== FRAGMENT DOKUMENTU ==
Od dawna czekano, aż Nikodem Rozbicki odpowie na to pytanie. A jednak "jest pięknie"
To wyznanie Nikodema Rozbickiego może zaskoczyć nawet jego największe fanki i fanów. Aktor, który w kolorowych mediach znany jest głównie ze swojego zakończonego już związku z Julią Wieniawą, a fanom kinematografii - z licznych cenionych polskich produkcji, wyjawił coś, na co wielu czekało od dawna...
Nikodem Rozbicki jest w trakcie promocji trzeciego sezonu produkcji "Odwilż". W rozmowie z TVN odpowiedział na kilka nurtujących ludzi pytań, w tym o to, czy... jest jesieniarą.

== DANE WEJŚCIOWE ==
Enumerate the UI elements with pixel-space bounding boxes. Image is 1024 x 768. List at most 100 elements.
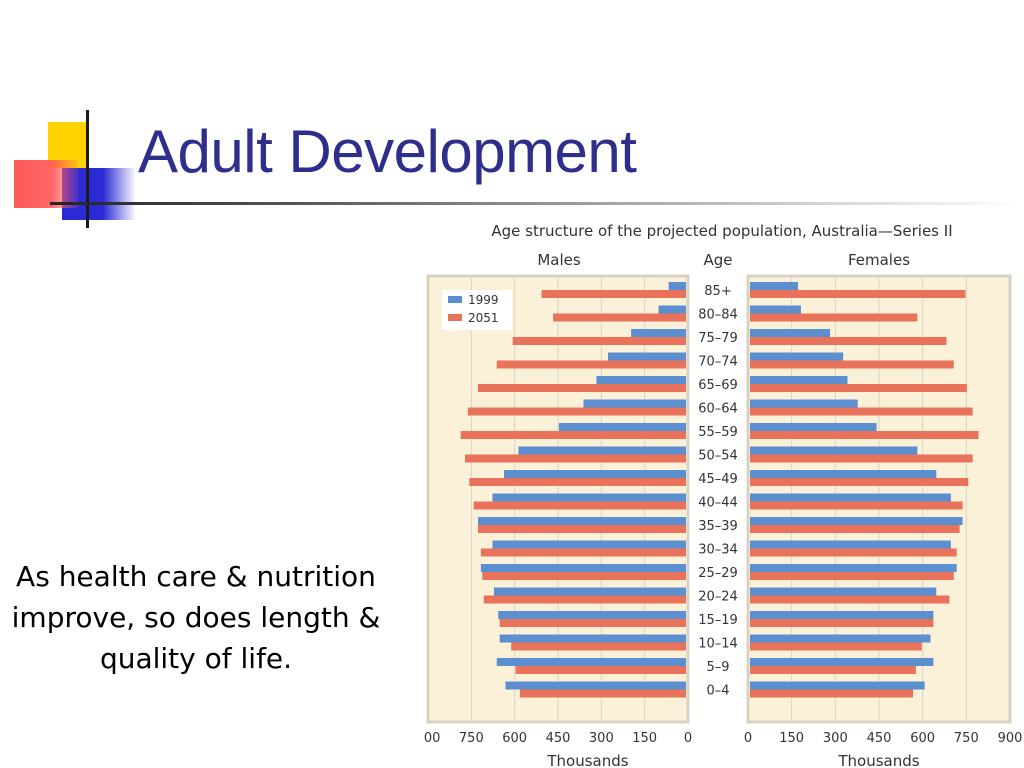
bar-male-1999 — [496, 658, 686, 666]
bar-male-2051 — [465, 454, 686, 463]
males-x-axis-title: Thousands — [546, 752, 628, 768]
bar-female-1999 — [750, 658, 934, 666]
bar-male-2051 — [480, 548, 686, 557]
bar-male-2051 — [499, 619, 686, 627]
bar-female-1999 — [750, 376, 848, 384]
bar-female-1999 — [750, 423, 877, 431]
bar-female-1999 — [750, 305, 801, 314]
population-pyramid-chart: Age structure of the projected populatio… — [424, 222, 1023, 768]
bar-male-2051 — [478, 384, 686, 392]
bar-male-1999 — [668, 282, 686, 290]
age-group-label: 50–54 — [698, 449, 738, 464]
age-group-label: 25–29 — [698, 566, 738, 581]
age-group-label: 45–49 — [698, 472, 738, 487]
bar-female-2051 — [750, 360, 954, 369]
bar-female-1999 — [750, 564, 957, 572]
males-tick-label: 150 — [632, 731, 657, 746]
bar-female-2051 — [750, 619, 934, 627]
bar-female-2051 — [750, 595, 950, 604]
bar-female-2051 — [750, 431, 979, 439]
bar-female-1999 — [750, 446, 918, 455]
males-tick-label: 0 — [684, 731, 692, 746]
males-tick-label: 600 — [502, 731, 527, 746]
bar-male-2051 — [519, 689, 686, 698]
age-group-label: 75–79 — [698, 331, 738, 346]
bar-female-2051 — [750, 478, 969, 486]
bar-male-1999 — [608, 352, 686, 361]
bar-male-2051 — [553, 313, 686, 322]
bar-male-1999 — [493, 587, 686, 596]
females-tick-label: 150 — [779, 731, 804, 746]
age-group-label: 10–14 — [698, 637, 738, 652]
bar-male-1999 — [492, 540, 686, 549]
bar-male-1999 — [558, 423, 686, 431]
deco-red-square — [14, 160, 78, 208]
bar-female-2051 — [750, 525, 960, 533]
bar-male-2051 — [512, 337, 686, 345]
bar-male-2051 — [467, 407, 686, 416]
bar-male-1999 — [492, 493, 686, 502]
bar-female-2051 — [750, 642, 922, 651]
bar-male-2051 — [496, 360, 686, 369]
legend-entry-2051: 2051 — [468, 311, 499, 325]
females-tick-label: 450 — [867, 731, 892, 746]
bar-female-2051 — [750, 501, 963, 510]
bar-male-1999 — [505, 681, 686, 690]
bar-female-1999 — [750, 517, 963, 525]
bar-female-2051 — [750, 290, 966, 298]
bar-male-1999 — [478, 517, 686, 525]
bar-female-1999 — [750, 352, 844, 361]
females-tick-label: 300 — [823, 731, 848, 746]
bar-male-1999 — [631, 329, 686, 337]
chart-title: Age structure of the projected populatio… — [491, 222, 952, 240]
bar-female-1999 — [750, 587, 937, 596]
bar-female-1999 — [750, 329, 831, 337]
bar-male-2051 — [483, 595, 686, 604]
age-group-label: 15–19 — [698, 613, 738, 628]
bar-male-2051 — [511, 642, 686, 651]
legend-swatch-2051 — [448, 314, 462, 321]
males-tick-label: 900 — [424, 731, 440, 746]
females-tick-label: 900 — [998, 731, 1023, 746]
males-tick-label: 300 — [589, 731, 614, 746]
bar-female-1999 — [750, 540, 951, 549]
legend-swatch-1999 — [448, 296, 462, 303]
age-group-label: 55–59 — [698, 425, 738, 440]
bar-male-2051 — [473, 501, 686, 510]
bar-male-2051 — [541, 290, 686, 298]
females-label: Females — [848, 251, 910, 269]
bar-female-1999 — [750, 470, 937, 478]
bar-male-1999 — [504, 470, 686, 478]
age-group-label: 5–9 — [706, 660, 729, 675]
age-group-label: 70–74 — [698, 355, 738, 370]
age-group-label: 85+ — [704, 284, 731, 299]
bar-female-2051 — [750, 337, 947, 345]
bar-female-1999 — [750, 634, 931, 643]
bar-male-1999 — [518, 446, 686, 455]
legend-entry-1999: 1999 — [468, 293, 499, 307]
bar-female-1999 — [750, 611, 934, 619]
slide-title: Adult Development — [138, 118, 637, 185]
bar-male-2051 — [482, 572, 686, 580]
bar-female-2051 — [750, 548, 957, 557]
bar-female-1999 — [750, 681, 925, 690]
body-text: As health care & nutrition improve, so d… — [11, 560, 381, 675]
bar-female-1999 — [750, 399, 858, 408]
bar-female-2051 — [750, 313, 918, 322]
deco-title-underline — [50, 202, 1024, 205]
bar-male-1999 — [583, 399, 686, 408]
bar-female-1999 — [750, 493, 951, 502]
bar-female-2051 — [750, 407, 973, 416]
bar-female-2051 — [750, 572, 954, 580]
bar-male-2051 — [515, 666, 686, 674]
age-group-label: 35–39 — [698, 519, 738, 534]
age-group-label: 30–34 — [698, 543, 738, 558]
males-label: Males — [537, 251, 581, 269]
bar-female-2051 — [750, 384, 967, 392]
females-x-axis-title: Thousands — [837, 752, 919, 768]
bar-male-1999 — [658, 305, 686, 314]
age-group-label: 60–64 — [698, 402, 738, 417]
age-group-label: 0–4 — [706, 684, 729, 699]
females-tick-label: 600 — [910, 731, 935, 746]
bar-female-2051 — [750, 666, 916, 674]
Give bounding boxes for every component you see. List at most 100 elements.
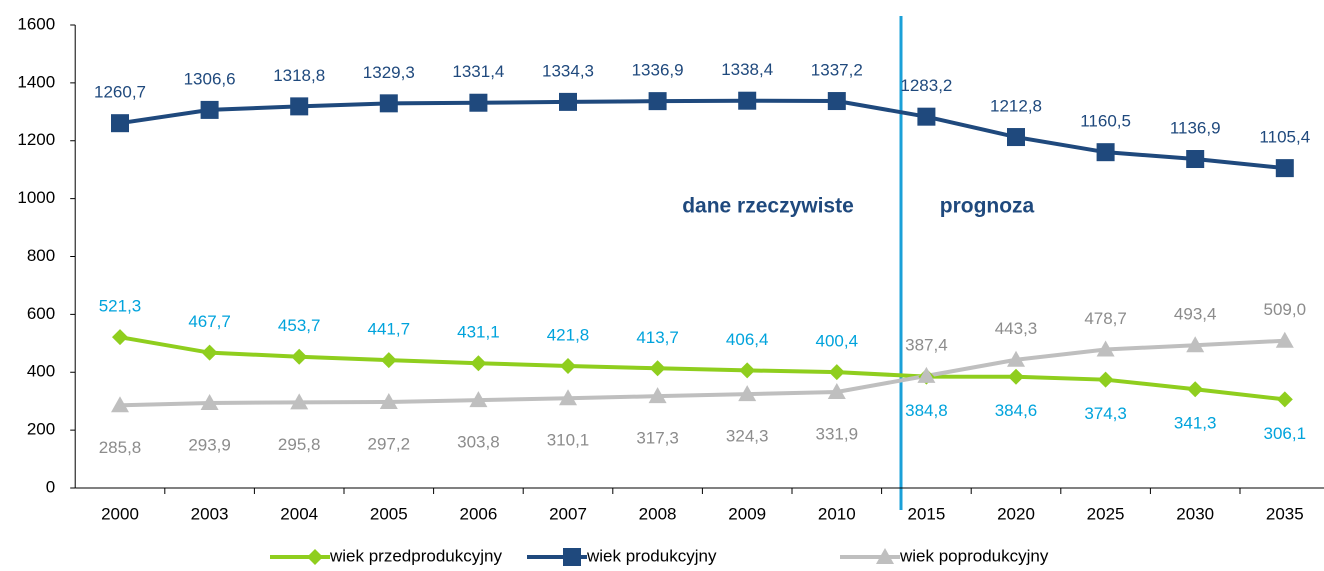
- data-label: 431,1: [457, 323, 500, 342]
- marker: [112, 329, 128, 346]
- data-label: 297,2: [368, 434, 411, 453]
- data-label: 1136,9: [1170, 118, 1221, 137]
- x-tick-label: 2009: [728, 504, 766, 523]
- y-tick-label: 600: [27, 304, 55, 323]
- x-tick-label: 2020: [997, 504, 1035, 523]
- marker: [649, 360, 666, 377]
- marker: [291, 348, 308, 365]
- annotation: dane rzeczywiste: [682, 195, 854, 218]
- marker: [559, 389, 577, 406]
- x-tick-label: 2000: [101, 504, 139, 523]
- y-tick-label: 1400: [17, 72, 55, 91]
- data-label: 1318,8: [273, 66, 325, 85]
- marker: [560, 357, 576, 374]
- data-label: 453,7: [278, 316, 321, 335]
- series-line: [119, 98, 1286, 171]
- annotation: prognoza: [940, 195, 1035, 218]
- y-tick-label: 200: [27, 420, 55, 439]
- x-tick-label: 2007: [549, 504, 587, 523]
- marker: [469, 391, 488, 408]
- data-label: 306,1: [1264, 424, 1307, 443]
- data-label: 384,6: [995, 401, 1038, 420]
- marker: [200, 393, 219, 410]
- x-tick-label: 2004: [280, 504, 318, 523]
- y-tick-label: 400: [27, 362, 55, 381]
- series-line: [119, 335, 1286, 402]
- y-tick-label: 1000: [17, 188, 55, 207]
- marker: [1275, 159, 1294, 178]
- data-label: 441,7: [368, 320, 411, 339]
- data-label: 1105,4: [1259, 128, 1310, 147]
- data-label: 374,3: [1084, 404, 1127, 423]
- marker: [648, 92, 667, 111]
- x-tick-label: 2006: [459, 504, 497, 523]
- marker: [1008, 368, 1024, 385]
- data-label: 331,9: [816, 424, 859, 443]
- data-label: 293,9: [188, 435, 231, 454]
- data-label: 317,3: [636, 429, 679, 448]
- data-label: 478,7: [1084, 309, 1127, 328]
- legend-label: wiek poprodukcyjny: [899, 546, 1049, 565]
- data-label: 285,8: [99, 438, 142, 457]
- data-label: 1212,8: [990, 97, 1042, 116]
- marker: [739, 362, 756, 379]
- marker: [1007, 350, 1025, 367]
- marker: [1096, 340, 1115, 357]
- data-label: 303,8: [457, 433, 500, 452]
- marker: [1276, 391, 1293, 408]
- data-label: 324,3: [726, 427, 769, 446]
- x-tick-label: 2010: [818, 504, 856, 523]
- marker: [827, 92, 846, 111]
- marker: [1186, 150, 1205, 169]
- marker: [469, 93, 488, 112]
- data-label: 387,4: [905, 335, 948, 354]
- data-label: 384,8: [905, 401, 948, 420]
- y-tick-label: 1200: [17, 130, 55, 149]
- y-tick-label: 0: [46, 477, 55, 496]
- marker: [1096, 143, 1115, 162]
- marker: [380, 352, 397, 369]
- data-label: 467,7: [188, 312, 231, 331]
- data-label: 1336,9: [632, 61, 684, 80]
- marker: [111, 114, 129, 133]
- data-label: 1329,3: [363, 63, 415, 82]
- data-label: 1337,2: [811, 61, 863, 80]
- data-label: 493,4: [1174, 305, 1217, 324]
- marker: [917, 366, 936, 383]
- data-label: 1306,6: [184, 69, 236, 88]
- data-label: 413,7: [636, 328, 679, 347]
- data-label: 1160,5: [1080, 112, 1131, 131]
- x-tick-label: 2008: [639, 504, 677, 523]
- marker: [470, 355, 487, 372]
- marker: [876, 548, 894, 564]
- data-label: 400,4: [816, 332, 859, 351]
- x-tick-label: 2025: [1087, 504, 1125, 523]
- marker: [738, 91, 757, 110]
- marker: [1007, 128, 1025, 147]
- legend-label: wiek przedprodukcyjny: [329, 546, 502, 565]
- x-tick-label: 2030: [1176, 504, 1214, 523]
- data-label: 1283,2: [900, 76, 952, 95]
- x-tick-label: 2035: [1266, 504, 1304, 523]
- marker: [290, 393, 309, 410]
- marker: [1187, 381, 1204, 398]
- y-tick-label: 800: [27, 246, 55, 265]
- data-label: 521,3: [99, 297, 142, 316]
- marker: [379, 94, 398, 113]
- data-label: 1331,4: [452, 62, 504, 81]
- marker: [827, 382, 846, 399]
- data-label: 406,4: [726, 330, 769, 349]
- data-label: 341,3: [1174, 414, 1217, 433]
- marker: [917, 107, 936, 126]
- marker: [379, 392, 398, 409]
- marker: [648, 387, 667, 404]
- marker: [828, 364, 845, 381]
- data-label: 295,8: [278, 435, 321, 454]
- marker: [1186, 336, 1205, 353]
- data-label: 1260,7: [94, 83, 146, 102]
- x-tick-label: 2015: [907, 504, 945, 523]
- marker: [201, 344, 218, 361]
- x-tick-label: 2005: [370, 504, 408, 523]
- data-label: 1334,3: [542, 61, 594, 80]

== WYMAGANIA ZADANIA ==
**a)** W jednym do trzech zdań wyjaśnij, dzięki czemu według tekstu o Nikodemie Rozbickim aktor jest znany w kolorowych mediach, a dzięki czemu wśród fanów kinematografii.
**b)** Odpowiedz krótko na pytania do tekstu o Nikodemie Rozbickim:
(i) Z kim aktor był w związku?
(ii) Który sezon „Odwilży” promuje?
(iii) Z jaką stacją przeprowadzono z nim rozmowę?
**c)** Dopisz, proszę, dalszy ciąg tekstu o Nikodemie Rozbickim, zaczynając od miejsca po jego ostatnim zdaniu.
Dane nie mają związku z tekstem o Nikodemie Rozbickim.

== ODPOWIEDZI KOŃCOWE ==
**a)** W kolorowych mediach Nikodem Rozbicki jest znany głównie ze swojego zakończonego już związku z Julią Wieniawą. Fani kinematografii znają go z licznych cenionych polskich produkcji.

**b)**
(i) Z Julią Wieniawą.
(ii) Trzeci sezon.
(iii) Z TVN.

**c)**
"Lubię jesień, natomiast bez wątpienia wolę lato. Jesień ma taki czas w sobie zadumy. Lubię zrobić bulion dobry, herbatę z imbirem, miodem, wskoczyć do wanny, puścić dobry serial albo film..." - wymieniał aktor.
Widać, że aktor po rozstaniu z Julią Wieniawą ułożył swoje życie na nowo. Po wyjawieniu, czym zajmuje się, gdy z drzew spadną liście, zwrócił się do kamery z budującym przesłaniem na ustach:
"A ci, którzy nie lubią jesieni, albo mają z nią problem, nie martwcie się. Po jesieni jest zimą - która jest jeszcze cięższa, ale później nadchodzi wiosna. Wszystko na nowo powstaje. Będzie pięknie i jest pięknie w zasadzie" - podsumował.
Warto podkreślić, że niektórzy nadal gorąco wspominają uczucie, które połączyło Julię Wieniawę i Nikodema Rozbickiego. Szczególnie że oboje chętnie mówią o swoich związkach, ludzie szukają w ich słowach nawiązania do dawnej miłości.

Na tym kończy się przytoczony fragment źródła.